Give back the whole listing exactly as shown.

[BEGIN Dataset records]

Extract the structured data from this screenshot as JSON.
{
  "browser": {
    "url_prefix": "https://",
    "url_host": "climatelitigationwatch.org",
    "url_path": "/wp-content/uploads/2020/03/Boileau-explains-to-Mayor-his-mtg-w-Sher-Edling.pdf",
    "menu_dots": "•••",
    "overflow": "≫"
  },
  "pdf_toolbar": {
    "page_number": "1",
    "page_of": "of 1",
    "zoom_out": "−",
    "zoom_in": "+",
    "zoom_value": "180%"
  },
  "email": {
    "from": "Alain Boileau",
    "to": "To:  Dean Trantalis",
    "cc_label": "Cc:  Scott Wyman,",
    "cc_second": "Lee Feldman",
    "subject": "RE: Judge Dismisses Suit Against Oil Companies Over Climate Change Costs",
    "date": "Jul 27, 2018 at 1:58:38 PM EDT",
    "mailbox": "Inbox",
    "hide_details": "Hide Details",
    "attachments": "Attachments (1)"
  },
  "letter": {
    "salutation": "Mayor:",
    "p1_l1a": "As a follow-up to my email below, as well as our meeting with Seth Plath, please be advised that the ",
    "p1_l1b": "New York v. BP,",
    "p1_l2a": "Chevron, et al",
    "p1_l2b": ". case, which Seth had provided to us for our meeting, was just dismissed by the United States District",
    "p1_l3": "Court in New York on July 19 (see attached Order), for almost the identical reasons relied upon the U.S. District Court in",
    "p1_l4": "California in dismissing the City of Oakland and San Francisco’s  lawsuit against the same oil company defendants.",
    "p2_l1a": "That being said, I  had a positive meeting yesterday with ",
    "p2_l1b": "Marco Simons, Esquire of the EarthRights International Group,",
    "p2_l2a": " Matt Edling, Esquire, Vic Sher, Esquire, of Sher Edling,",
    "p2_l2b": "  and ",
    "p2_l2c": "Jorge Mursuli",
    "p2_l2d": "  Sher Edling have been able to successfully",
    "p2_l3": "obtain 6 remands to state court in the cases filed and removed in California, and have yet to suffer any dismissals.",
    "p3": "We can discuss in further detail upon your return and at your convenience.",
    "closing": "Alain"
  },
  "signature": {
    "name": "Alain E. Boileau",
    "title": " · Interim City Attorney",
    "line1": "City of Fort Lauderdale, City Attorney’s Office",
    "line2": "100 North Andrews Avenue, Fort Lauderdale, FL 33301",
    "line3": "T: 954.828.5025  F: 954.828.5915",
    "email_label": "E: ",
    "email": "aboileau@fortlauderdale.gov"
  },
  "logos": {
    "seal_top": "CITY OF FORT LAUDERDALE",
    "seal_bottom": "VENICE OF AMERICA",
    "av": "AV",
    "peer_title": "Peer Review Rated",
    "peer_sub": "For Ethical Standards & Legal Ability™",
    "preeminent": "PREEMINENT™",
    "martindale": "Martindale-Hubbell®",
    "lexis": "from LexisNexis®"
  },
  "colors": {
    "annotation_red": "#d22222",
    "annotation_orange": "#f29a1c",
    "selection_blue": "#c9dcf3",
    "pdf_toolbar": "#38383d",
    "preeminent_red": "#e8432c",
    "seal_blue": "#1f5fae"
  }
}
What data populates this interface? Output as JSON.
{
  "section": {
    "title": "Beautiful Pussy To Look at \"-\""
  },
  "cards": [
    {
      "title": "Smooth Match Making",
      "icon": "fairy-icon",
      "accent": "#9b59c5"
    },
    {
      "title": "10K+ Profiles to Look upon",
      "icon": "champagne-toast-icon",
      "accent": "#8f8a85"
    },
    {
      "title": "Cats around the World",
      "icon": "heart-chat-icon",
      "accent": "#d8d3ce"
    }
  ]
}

[END Dataset records]

# [Response]
Extract the structured data from this screenshot as JSON.
{
  "browser": {
    "url_prefix": "https://",
    "url_host": "climatelitigationwatch.org",
    "url_path": "/wp-content/uploads/2020/03/Boileau-explains-to-Mayor-his-mtg-w-Sher-Edling.pdf",
    "menu_dots": "•••",
    "overflow": "≫"
  },
  "pdf_toolbar": {
    "page_number": "1",
    "page_of": "of 1",
    "zoom_out": "−",
    "zoom_in": "+",
    "zoom_value": "180%"
  },
  "email": {
    "from": "Alain Boileau",
    "to": "To:  Dean Trantalis",
    "cc_label": "Cc:  Scott Wyman,",
    "cc_second": "Lee Feldman",
    "subject": "RE: Judge Dismisses Suit Against Oil Companies Over Climate Change Costs",
    "date": "Jul 27, 2018 at 1:58:38 PM EDT",
    "mailbox": "Inbox",
    "hide_details": "Hide Details",
    "attachments": "Attachments (1)"
  },
  "letter": {
    "salutation": "Mayor:",
    "p1_l1a": "As a follow-up to my email below, as well as our meeting with Seth Plath, please be advised that the ",
    "p1_l1b": "New York v. BP,",
    "p1_l2a": "Chevron, et al",
    "p1_l2b": ". case, which Seth had provided to us for our meeting, was just dismissed by the United States District",
    "p1_l3": "Court in New York on July 19 (see attached Order), for almost the identical reasons relied upon the U.S. District Court in",
    "p1_l4": "California in dismissing the City of Oakland and San Francisco’s  lawsuit against the same oil company defendants.",
    "p2_l1a": "That being said, I  had a positive meeting yesterday with ",
    "p2_l1b": "Marco Simons, Esquire of the EarthRights International Group,",
    "p2_l2a": " Matt Edling, Esquire, Vic Sher, Esquire, of Sher Edling,",
    "p2_l2b": "  and ",
    "p2_l2c": "Jorge Mursuli",
    "p2_l2d": "  Sher Edling have been able to successfully",
    "p2_l3": "obtain 6 remands to state court in the cases filed and removed in California, and have yet to suffer any dismissals.",
    "p3": "We can discuss in further detail upon your return and at your convenience.",
    "closing": "Alain"
  },
  "signature": {
    "name": "Alain E. Boileau",
    "title": " · Interim City Attorney",
    "line1": "City of Fort Lauderdale, City Attorney’s Office",
    "line2": "100 North Andrews Avenue, Fort Lauderdale, FL 33301",
    "line3": "T: 954.828.5025  F: 954.828.5915",
    "email_label": "E: ",
    "email": "aboileau@fortlauderdale.gov"
  },
  "logos": {
    "seal_top": "CITY OF FORT LAUDERDALE",
    "seal_bottom": "VENICE OF AMERICA",
    "av": "AV",
    "peer_title": "Peer Review Rated",
    "peer_sub": "For Ethical Standards & Legal Ability™",
    "preeminent": "PREEMINENT™",
    "martindale": "Martindale-Hubbell®",
    "lexis": "from LexisNexis®"
  },
  "colors": {
    "annotation_red": "#d22222",
    "annotation_orange": "#f29a1c",
    "selection_blue": "#c9dcf3",
    "pdf_toolbar": "#38383d",
    "preeminent_red": "#e8432c",
    "seal_blue": "#1f5fae"
  }
}
What data populates this interface? Output as JSON.
{
  "section": {
    "title": "Beautiful Pussy To Look at \"-\""
  },
  "cards": [
    {
      "title": "Smooth Match Making",
      "icon": "fairy-icon",
      "accent": "#9b59c5"
    },
    {
      "title": "10K+ Profiles to Look upon",
      "icon": "champagne-toast-icon",
      "accent": "#8f8a85"
    },
    {
      "title": "Cats around the World",
      "icon": "heart-chat-icon",
      "accent": "#d8d3ce"
    }
  ]
}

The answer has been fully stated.